══ Given records ══
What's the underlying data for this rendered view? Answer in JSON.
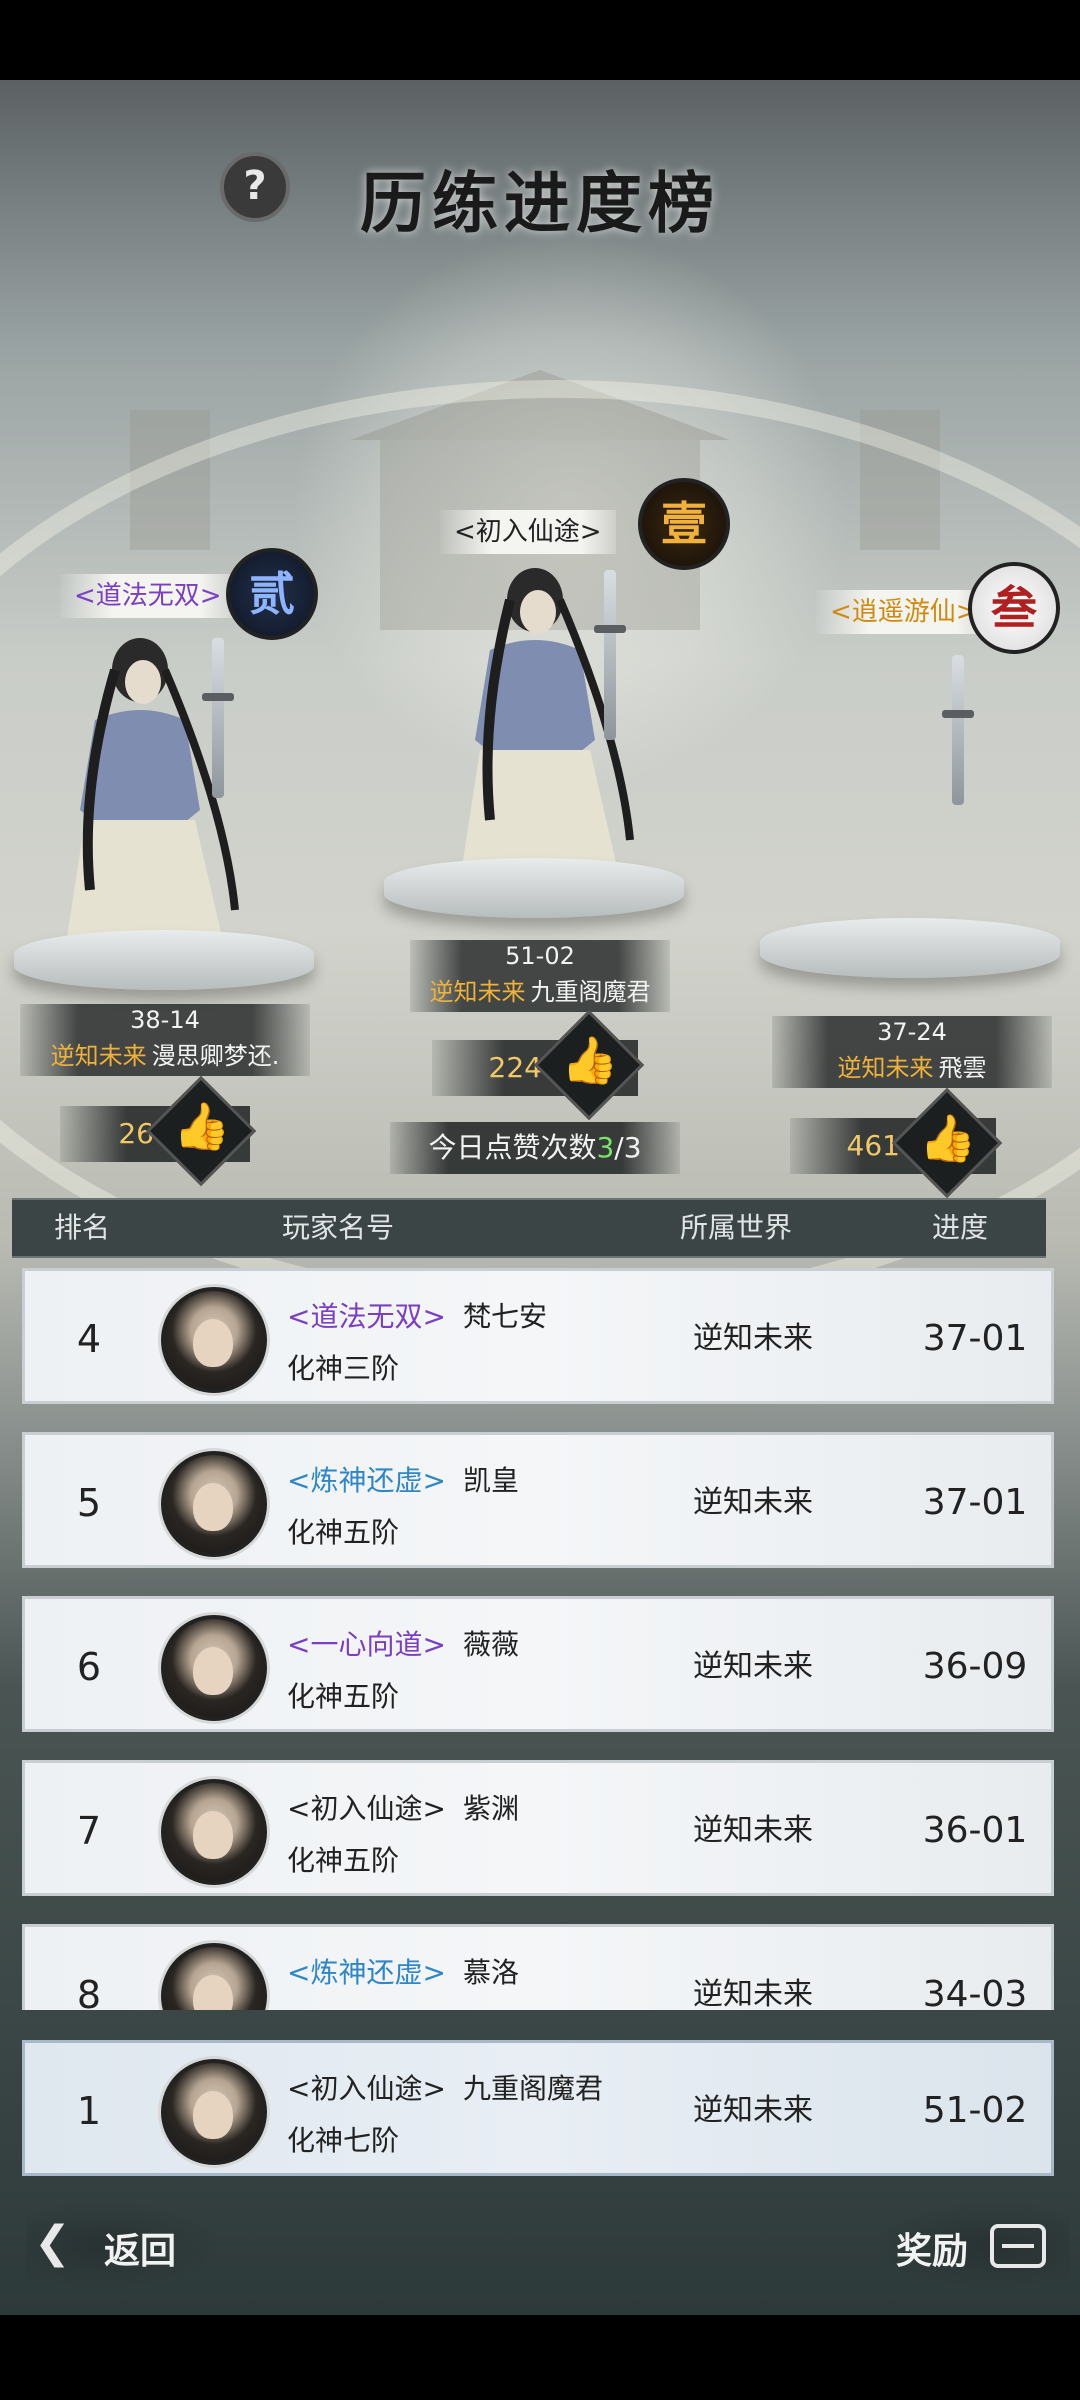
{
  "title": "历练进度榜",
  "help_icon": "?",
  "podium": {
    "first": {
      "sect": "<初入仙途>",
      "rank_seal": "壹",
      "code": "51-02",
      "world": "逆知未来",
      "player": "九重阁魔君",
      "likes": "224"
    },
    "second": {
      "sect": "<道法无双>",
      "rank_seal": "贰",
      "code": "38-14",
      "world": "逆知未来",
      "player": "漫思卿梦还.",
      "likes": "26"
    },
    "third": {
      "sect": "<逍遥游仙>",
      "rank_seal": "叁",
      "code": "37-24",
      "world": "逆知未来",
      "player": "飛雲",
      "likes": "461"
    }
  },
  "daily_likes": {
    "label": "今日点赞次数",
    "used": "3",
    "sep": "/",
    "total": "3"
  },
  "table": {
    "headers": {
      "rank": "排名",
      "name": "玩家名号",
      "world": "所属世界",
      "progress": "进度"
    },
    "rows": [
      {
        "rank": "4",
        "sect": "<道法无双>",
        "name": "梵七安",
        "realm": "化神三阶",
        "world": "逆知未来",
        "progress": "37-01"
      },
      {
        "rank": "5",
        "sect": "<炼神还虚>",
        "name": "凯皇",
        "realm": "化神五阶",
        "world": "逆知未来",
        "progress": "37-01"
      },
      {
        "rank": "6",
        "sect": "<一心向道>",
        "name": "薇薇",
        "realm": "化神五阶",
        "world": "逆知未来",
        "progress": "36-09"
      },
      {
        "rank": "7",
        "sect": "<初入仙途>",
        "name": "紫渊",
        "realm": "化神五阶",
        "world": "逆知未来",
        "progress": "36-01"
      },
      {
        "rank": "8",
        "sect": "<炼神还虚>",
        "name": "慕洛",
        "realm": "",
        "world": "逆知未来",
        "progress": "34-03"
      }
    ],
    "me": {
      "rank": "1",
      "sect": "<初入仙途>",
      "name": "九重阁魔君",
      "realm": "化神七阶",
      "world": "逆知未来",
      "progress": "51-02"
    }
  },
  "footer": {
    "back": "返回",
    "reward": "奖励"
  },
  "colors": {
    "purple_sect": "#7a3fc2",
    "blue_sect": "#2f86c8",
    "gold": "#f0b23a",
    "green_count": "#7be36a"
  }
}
═══
Work required: Reproduce the material word for word, minus the images.

Answer to the task:
What's the underlying data for this rendered view? Answer in JSON.
{
  "title": "历练进度榜",
  "help_icon": "?",
  "podium": {
    "first": {
      "sect": "<初入仙途>",
      "rank_seal": "壹",
      "code": "51-02",
      "world": "逆知未来",
      "player": "九重阁魔君",
      "likes": "224"
    },
    "second": {
      "sect": "<道法无双>",
      "rank_seal": "贰",
      "code": "38-14",
      "world": "逆知未来",
      "player": "漫思卿梦还.",
      "likes": "26"
    },
    "third": {
      "sect": "<逍遥游仙>",
      "rank_seal": "叁",
      "code": "37-24",
      "world": "逆知未来",
      "player": "飛雲",
      "likes": "461"
    }
  },
  "daily_likes": {
    "label": "今日点赞次数",
    "used": "3",
    "sep": "/",
    "total": "3"
  },
  "table": {
    "headers": {
      "rank": "排名",
      "name": "玩家名号",
      "world": "所属世界",
      "progress": "进度"
    },
    "rows": [
      {
        "rank": "4",
        "sect": "<道法无双>",
        "name": "梵七安",
        "realm": "化神三阶",
        "world": "逆知未来",
        "progress": "37-01"
      },
      {
        "rank": "5",
        "sect": "<炼神还虚>",
        "name": "凯皇",
        "realm": "化神五阶",
        "world": "逆知未来",
        "progress": "37-01"
      },
      {
        "rank": "6",
        "sect": "<一心向道>",
        "name": "薇薇",
        "realm": "化神五阶",
        "world": "逆知未来",
        "progress": "36-09"
      },
      {
        "rank": "7",
        "sect": "<初入仙途>",
        "name": "紫渊",
        "realm": "化神五阶",
        "world": "逆知未来",
        "progress": "36-01"
      },
      {
        "rank": "8",
        "sect": "<炼神还虚>",
        "name": "慕洛",
        "realm": "",
        "world": "逆知未来",
        "progress": "34-03"
      }
    ],
    "me": {
      "rank": "1",
      "sect": "<初入仙途>",
      "name": "九重阁魔君",
      "realm": "化神七阶",
      "world": "逆知未来",
      "progress": "51-02"
    }
  },
  "footer": {
    "back": "返回",
    "reward": "奖励"
  },
  "colors": {
    "purple_sect": "#7a3fc2",
    "blue_sect": "#2f86c8",
    "gold": "#f0b23a",
    "green_count": "#7be36a"
  }
}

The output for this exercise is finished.